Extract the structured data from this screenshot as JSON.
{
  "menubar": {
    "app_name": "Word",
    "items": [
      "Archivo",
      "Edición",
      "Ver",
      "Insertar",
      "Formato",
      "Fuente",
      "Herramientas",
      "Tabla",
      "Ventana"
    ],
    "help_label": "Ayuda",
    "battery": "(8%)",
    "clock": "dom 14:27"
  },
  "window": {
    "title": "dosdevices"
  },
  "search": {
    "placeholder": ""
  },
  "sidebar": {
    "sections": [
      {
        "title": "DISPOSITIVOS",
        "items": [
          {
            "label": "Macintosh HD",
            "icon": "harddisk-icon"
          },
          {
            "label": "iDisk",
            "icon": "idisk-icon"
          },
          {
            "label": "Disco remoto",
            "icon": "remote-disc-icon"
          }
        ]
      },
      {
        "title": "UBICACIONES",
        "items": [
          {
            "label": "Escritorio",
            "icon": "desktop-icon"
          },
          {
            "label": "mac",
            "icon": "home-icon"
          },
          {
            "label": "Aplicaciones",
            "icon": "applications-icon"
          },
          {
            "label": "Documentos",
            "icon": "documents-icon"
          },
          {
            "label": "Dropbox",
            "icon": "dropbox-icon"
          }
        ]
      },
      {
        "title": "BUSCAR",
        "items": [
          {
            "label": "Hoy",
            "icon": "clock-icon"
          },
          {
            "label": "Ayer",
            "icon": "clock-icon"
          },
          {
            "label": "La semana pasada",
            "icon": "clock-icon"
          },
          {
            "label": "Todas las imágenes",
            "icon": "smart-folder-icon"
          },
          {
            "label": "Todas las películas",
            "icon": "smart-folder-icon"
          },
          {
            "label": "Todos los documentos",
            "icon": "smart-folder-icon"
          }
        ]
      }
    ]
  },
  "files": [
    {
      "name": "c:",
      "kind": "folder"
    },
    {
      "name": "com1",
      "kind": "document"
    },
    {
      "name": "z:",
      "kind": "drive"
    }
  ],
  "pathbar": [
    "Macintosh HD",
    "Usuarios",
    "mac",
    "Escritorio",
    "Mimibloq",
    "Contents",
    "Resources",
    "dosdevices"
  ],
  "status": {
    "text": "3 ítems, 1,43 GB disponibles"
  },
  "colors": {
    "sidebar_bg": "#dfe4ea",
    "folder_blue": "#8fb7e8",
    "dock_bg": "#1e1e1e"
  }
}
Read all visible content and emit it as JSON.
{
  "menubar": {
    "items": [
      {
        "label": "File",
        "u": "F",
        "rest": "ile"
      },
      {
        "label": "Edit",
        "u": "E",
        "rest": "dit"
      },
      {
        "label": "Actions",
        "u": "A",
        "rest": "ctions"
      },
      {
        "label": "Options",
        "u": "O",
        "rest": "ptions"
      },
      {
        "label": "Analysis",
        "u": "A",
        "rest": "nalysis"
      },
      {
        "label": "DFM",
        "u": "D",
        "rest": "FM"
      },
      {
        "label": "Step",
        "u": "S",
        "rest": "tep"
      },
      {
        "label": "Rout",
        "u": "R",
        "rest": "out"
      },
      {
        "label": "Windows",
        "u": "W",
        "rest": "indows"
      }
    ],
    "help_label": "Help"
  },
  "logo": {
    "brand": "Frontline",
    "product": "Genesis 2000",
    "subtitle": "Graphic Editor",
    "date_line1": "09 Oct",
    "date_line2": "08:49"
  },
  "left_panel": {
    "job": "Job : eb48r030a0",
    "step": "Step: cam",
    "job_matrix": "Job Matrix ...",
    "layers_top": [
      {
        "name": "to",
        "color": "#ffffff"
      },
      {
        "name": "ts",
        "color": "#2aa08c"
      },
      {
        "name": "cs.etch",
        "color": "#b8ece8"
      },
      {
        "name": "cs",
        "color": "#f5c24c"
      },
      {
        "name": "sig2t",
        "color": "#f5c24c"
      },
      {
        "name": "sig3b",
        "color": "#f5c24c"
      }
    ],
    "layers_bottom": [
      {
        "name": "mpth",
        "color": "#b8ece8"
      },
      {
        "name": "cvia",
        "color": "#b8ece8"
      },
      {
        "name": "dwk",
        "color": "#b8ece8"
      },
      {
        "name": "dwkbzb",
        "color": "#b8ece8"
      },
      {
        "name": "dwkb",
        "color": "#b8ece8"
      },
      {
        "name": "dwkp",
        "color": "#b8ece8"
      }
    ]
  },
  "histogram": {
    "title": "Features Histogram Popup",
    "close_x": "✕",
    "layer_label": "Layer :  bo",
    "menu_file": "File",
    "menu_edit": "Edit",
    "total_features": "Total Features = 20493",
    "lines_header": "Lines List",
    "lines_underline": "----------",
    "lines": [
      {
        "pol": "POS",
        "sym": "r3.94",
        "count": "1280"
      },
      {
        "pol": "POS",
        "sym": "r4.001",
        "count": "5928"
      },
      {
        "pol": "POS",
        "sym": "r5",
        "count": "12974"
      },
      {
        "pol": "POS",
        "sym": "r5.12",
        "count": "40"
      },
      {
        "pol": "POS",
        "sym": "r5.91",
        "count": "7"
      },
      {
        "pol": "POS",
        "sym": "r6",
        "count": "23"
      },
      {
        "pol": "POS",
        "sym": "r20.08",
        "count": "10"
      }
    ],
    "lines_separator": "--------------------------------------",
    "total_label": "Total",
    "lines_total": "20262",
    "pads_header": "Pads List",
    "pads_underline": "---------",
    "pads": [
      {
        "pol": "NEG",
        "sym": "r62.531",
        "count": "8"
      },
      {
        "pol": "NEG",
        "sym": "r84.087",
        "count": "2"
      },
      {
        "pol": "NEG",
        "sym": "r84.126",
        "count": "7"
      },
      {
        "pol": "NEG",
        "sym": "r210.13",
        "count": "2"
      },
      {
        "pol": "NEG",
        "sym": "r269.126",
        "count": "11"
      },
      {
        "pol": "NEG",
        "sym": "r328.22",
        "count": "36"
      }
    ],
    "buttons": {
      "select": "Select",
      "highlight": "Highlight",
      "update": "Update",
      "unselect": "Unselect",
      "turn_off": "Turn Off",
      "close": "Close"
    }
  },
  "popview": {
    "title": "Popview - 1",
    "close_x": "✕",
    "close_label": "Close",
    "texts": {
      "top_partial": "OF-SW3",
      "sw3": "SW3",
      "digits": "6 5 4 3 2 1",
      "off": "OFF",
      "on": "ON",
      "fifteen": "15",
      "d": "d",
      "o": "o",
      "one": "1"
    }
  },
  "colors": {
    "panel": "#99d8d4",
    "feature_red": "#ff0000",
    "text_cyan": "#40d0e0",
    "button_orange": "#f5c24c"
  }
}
===============
Exercise aim: Go through the entries. Report every line that contains the word "Todas".

Answer for this exercise:
            "label": "Todas las imágenes",
            "label": "Todas las películas",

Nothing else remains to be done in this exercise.